Data entries:
::::
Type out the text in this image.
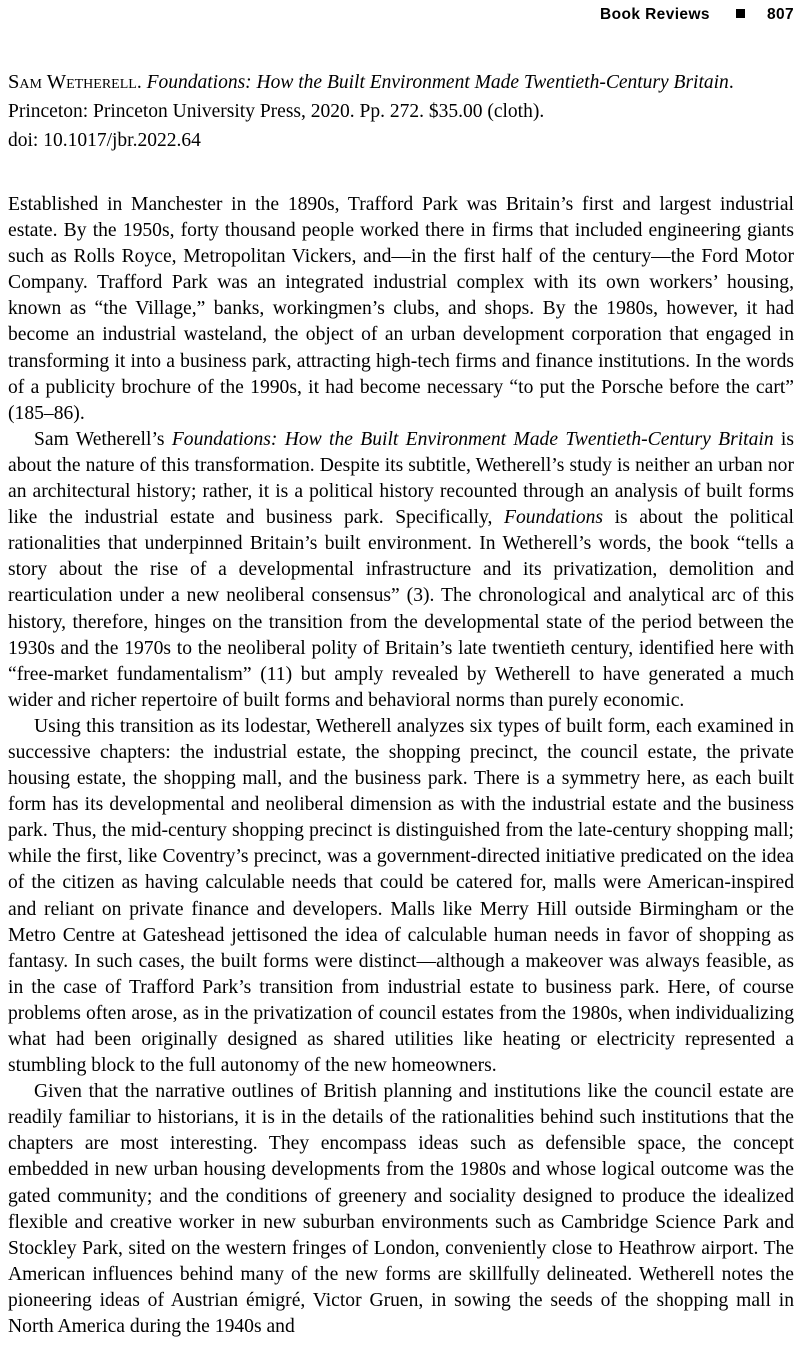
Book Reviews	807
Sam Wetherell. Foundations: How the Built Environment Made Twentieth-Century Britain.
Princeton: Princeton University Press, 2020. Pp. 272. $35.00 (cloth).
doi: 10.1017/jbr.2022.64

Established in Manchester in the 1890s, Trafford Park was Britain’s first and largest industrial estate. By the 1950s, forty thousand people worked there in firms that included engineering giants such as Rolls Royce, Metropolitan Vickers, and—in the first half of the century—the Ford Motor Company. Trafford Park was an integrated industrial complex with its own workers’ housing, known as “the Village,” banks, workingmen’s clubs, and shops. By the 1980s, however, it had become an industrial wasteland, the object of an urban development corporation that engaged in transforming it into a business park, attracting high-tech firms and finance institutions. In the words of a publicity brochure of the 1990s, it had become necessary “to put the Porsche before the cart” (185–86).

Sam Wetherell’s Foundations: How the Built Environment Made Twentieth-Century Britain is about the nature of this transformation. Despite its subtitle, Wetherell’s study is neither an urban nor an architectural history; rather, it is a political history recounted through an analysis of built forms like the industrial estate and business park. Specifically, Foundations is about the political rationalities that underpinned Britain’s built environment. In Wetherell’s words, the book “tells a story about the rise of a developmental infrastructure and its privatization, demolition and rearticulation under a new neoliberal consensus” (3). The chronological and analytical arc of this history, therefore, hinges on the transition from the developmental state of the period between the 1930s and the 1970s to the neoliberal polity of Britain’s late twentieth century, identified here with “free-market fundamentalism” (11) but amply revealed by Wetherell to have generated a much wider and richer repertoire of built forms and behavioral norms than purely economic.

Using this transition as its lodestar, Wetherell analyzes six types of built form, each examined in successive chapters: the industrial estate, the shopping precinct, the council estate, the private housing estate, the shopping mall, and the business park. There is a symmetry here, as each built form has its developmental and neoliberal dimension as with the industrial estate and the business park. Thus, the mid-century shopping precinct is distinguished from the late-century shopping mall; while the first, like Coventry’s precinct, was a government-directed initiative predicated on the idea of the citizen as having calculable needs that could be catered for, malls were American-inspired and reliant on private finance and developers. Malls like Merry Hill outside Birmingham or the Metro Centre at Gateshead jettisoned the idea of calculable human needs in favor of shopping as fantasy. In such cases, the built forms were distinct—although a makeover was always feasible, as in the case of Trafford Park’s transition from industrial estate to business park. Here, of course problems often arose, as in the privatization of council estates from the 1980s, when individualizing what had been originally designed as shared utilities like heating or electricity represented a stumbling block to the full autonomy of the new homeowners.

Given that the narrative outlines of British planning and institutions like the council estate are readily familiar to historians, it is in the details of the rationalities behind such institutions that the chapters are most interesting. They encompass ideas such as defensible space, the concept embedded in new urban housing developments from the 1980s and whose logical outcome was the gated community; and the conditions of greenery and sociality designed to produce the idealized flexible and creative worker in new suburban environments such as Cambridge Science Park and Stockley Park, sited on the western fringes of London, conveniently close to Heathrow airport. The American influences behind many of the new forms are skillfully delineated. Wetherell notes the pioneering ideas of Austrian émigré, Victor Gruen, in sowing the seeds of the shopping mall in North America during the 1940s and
::::
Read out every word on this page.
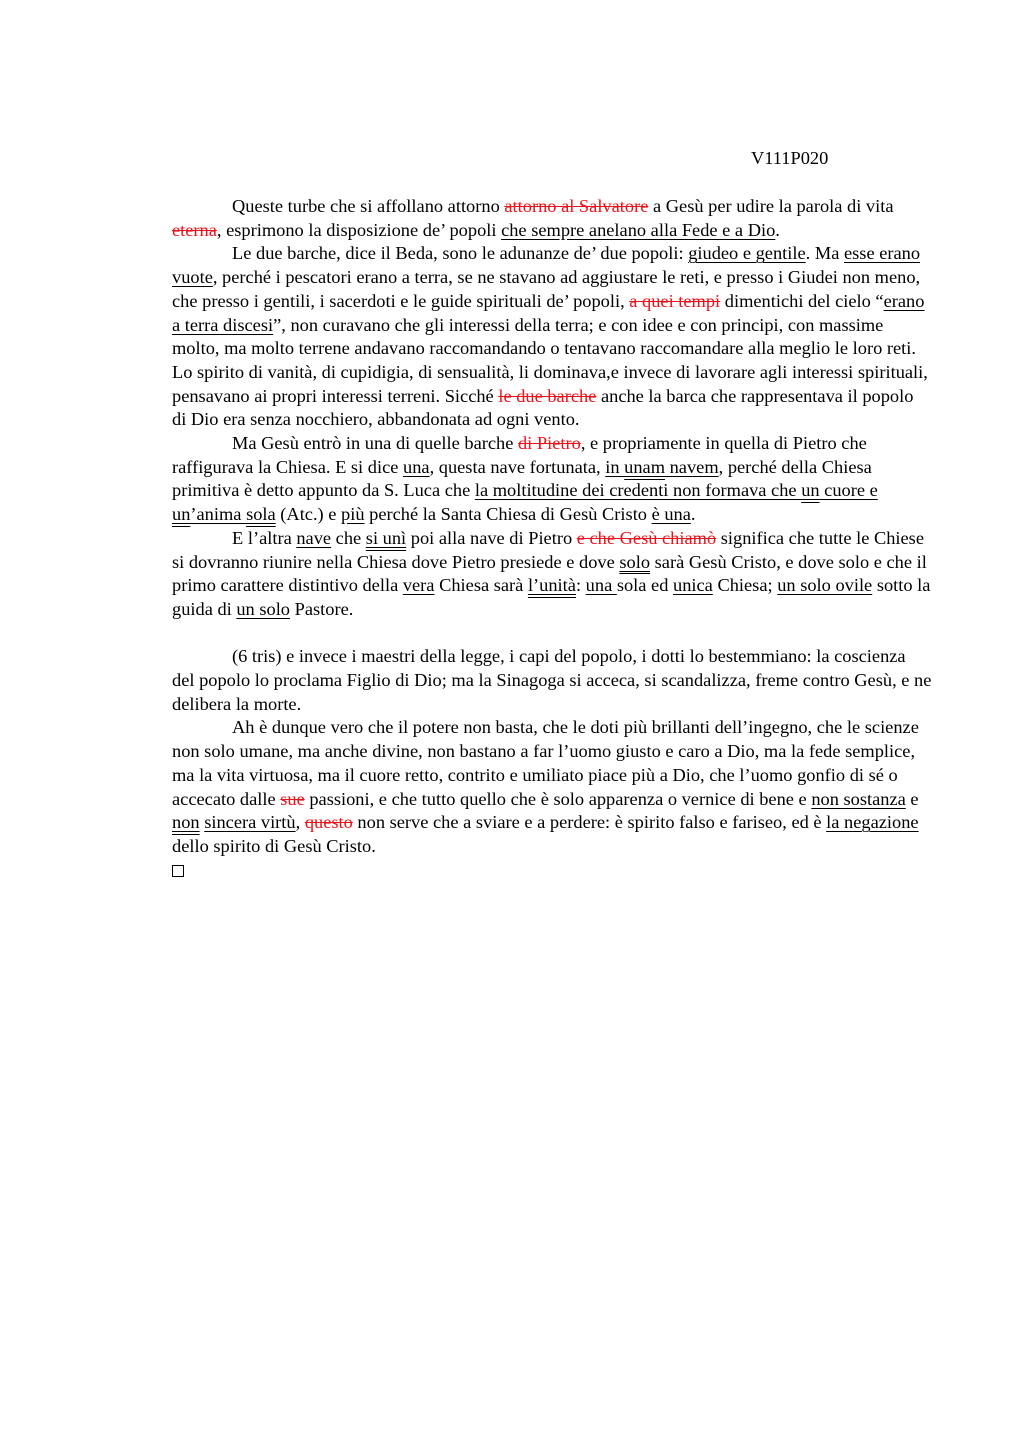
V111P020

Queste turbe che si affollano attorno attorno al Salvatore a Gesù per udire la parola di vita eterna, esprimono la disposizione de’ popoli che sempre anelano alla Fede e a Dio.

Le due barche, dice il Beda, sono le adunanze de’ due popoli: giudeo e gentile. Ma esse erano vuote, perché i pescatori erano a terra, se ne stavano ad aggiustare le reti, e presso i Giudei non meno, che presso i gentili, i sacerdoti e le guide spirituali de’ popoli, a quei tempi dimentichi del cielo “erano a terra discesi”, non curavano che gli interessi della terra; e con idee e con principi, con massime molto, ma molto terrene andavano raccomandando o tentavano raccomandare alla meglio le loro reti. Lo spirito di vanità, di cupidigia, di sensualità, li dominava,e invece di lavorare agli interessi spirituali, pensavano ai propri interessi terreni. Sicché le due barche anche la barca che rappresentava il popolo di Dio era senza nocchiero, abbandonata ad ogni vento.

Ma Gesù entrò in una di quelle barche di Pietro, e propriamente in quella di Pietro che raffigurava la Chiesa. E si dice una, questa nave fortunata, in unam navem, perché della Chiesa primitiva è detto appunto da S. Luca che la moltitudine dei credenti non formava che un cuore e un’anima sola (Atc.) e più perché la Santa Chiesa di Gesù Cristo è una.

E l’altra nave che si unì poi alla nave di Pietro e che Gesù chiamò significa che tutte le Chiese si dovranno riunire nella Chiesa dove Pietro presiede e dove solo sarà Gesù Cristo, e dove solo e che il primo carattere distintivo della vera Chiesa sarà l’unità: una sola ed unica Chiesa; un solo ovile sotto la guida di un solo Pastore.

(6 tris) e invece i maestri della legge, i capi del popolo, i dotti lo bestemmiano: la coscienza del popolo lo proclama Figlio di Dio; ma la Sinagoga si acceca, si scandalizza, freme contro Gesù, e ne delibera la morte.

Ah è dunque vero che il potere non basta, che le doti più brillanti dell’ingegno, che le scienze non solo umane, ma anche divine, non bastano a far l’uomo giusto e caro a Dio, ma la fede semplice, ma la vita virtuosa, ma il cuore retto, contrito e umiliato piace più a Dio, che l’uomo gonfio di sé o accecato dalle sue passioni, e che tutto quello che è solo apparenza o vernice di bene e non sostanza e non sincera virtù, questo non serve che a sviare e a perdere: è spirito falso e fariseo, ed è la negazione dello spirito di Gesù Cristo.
::::
### WHAT TO PRODUCE
Track down every line holding the string "vita" and copy it.

### TASK OUTPUT
Queste turbe che si affollano attorno attorno al Salvatore a Gesù per udire la parola di vita eterna, esprimono la disposizione de’ popoli che sempre anelano alla Fede e a Dio.
Ah è dunque vero che il potere non basta, che le doti più brillanti dell’ingegno, che le scienze non solo umane, ma anche divine, non bastano a far l’uomo giusto e caro a Dio, ma la fede semplice, ma la vita virtuosa, ma il cuore retto, contrito e umiliato piace più a Dio, che l’uomo gonfio di sé o accecato dalle sue passioni, e che tutto quello che è solo apparenza o vernice di bene e non sostanza e non sincera virtù, questo non serve che a sviare e a perdere: è spirito falso e fariseo, ed è la negazione dello spirito di Gesù Cristo.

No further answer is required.